> WHAT THE EXERCISE ASKS:
Of all the lines in the records below, how many hold the word "value"? Give the number alone.

[START OF STORED RECORDS]

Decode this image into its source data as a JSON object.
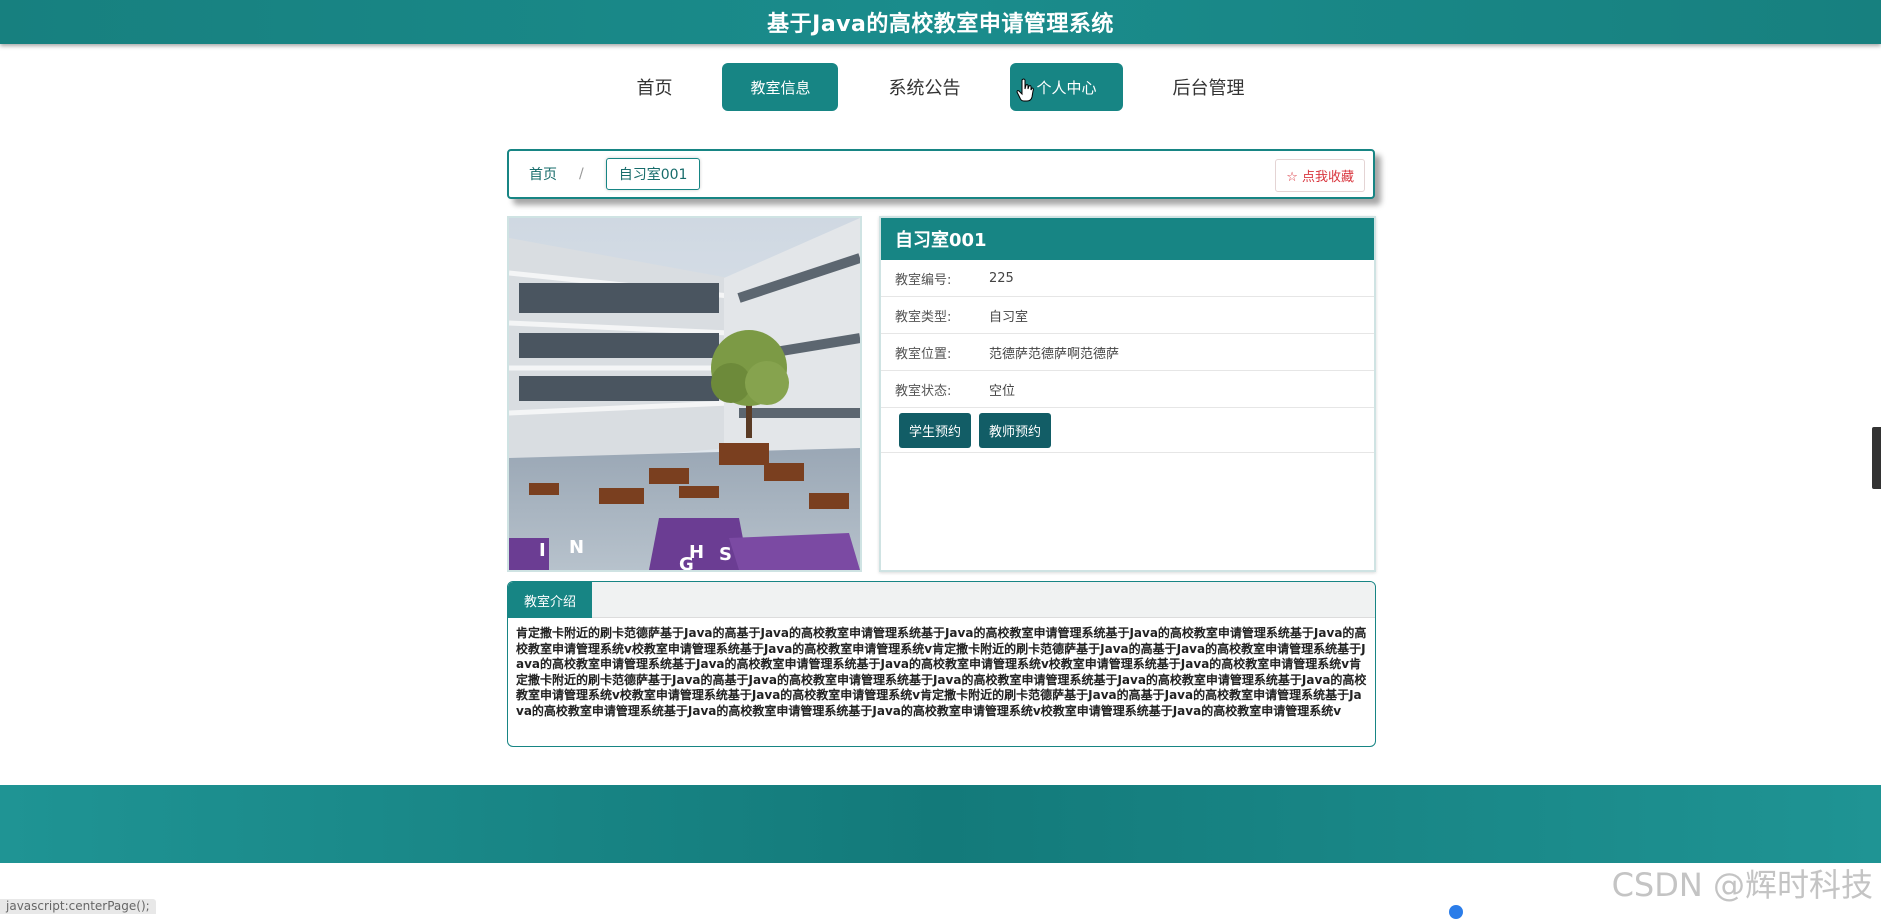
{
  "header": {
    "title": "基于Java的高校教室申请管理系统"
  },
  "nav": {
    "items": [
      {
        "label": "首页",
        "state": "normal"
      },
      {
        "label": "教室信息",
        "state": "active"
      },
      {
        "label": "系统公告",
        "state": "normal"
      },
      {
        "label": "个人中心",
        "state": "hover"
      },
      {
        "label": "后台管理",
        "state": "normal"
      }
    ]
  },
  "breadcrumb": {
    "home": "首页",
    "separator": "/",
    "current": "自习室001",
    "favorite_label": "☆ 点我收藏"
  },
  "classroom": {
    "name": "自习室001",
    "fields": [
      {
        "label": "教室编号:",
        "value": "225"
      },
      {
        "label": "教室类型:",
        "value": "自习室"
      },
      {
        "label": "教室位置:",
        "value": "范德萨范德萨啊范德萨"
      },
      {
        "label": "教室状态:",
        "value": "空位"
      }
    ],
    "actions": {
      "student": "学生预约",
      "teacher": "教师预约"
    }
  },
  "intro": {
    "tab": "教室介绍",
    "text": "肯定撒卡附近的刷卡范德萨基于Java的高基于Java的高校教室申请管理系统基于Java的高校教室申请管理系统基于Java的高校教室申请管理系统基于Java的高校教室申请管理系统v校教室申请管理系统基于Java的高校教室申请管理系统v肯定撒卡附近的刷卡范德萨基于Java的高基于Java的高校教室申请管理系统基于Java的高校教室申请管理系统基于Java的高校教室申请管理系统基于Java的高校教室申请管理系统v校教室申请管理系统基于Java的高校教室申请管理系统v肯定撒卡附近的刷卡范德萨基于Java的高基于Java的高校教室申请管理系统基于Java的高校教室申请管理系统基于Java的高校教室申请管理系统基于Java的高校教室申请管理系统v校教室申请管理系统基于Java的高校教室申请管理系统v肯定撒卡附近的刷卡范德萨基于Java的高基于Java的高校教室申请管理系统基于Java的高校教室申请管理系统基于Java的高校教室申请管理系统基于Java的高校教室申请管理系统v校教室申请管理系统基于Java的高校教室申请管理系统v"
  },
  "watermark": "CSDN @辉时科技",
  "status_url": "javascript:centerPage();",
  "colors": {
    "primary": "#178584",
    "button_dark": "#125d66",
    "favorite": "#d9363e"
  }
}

[END OF STORED RECORDS]

> TASK ANSWER:
4